Select all lines holding the word "text" from the entries that follow.

INFORMATION PROVIDED.

·····

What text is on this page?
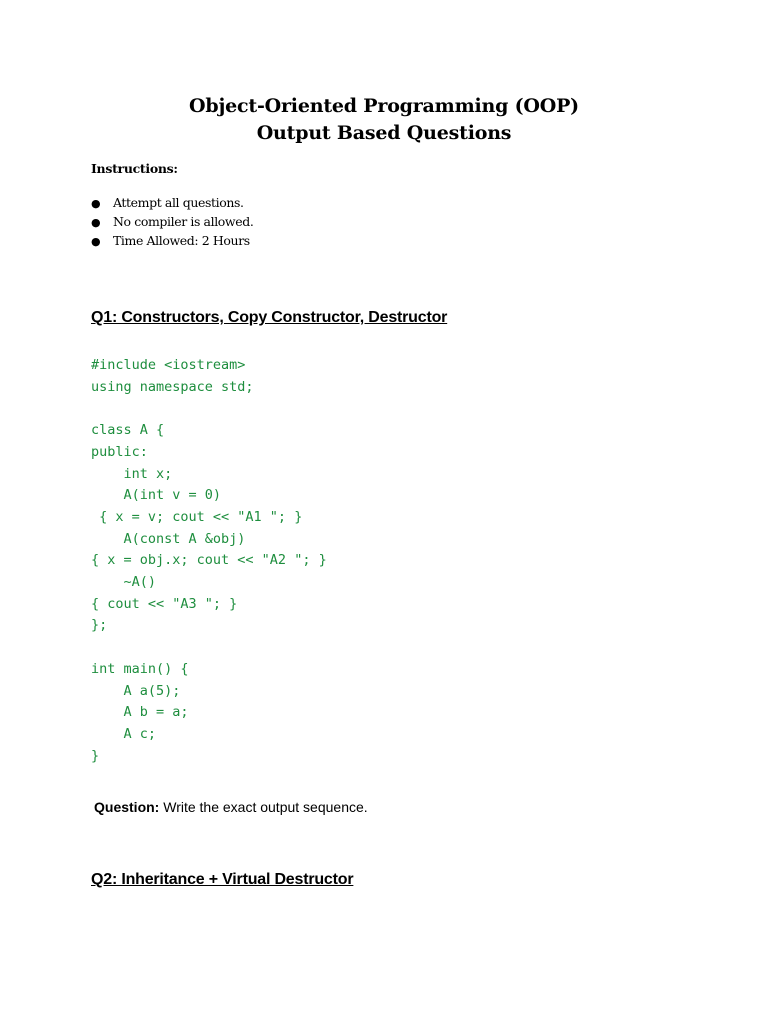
Object-Oriented Programming (OOP)
Output Based Questions
Instructions:
● Attempt all questions.
● No compiler is allowed.
● Time Allowed: 2 Hours
Q1: Constructors, Copy Constructor, Destructor
#include <iostream>
using namespace std;

class A {
public:
int x;
A(int v = 0)
{ x = v; cout << "A1 "; }
A(const A &obj)
{ x = obj.x; cout << "A2 "; }
~A()
{ cout << "A3 "; }
};

int main() {
A a(5);
A b = a;
A c;
}
Question: Write the exact output sequence.
Q2: Inheritance + Virtual Destructor
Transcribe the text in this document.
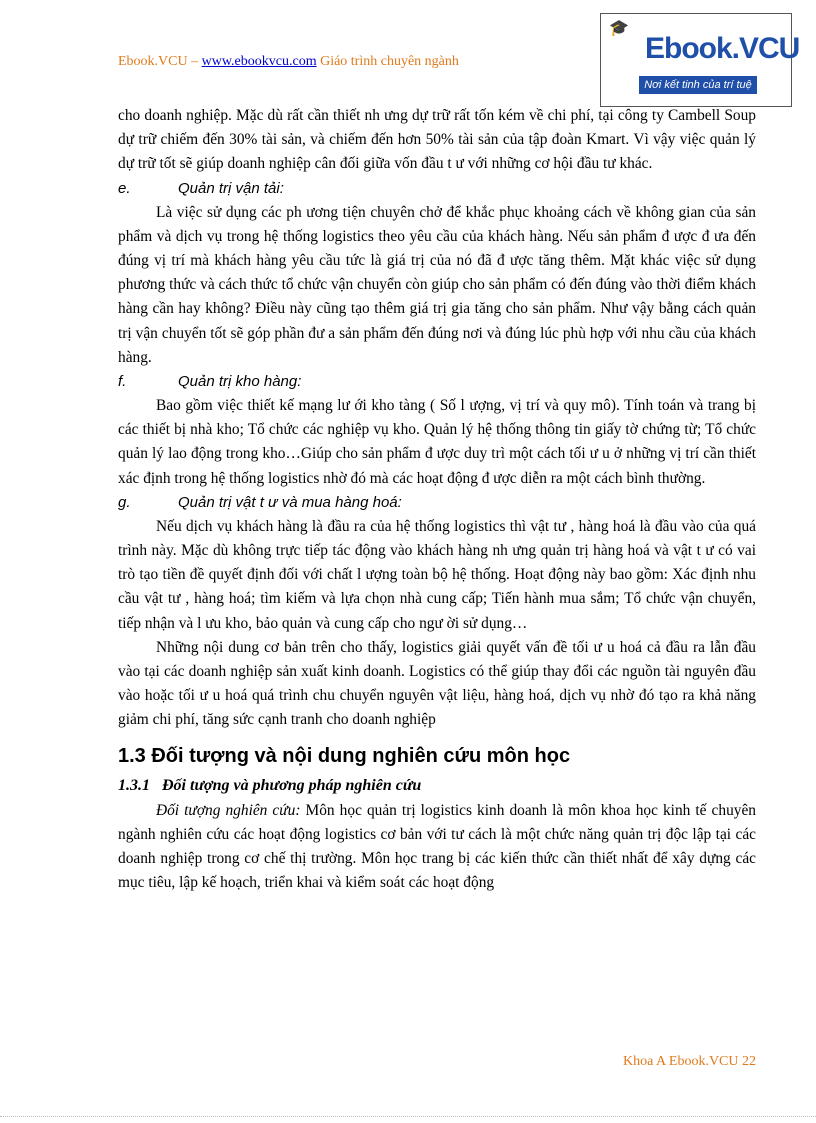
Ebook.VCU – www.ebookvcu.com Giáo trình chuyên ngành
🎓
Ebook.VCU
Nơi kết tinh của trí tuệ

cho doanh nghiệp. Mặc dù rất cần thiết nh ưng dự trữ rất tốn kém về chi phí, tại công ty Cambell Soup dự trữ chiếm đến 30% tài sản, và chiếm đến hơn 50% tài sản của tập đoàn Kmart. Vì vậy việc quản lý dự trữ tốt sẽ giúp doanh nghiệp cân đối giữa vốn đầu t ư với những cơ hội đầu tư khác.

e.	Quản trị vận tải:

Là việc sử dụng các ph ương tiện chuyên chở để khắc phục khoảng cách về không gian của sản phẩm và dịch vụ trong hệ thống logistics theo yêu cầu của khách hàng. Nếu sản phẩm đ ược đ ưa đến đúng vị trí mà khách hàng yêu cầu tức là giá trị của nó đã đ ược tăng thêm. Mặt khác việc sử dụng phương thức và cách thức tổ chức vận chuyển còn giúp cho sản phẩm có đến đúng vào thời điểm khách hàng cần hay không? Điều này cũng tạo thêm giá trị gia tăng cho sản phẩm. Như vậy bằng cách quản trị vận chuyển tốt sẽ góp phần đư a sản phẩm đến đúng nơi và đúng lúc phù hợp với nhu cầu của khách hàng.

f.	Quản trị kho hàng:

Bao gồm việc thiết kế mạng lư ới kho tàng ( Số l ượng, vị trí và quy mô). Tính toán và trang bị các thiết bị nhà kho; Tổ chức các nghiệp vụ kho. Quản lý hệ thống thông tin giấy tờ chứng từ; Tổ chức quản lý lao động trong kho…Giúp cho sản phẩm đ ược duy trì một cách tối ư u ở những vị trí cần thiết xác định trong hệ thống logistics nhờ đó mà các hoạt động đ ược diễn ra một cách bình thường.

g.	Quản trị vật t ư và mua hàng hoá:

Nếu dịch vụ khách hàng là đầu ra của hệ thống logistics thì vật tư , hàng hoá là đầu vào của quá trình này. Mặc dù không trực tiếp tác động vào khách hàng nh ưng quản trị hàng hoá và vật t ư có vai trò tạo tiền đề quyết định đối với chất l ượng toàn bộ hệ thống. Hoạt động này bao gồm: Xác định nhu cầu vật tư , hàng hoá; tìm kiếm và lựa chọn nhà cung cấp; Tiến hành mua sắm; Tổ chức vận chuyển, tiếp nhận và l ưu kho, bảo quản và cung cấp cho ngư ời sử dụng…

Những nội dung cơ bản trên cho thấy, logistics giải quyết vấn đề tối ư u hoá cả đầu ra lẫn đầu vào tại các doanh nghiệp sản xuất kinh doanh. Logistics có thể giúp thay đổi các nguồn tài nguyên đầu vào hoặc tối ư u hoá quá trình chu chuyển nguyên vật liệu, hàng hoá, dịch vụ nhờ đó tạo ra khả năng giảm chi phí, tăng sức cạnh tranh cho doanh nghiệp

1.3 Đối tượng và nội dung nghiên cứu môn học
1.3.1 Đối tượng và phương pháp nghiên cứu

Đối tượng nghiên cứu: Môn học quản trị logistics kinh doanh là môn khoa học kinh tế chuyên ngành nghiên cứu các hoạt động logistics cơ bản với tư cách là một chức năng quản trị độc lập tại các doanh nghiệp trong cơ chế thị trường. Môn học trang bị các kiến thức cần thiết nhất để xây dựng các mục tiêu, lập kế hoạch, triển khai và kiểm soát các hoạt động

Khoa A Ebook.VCU 22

·····

RESULT FOR THIS EXERCISE.
What text is on this page?
Transcribe the text in this document.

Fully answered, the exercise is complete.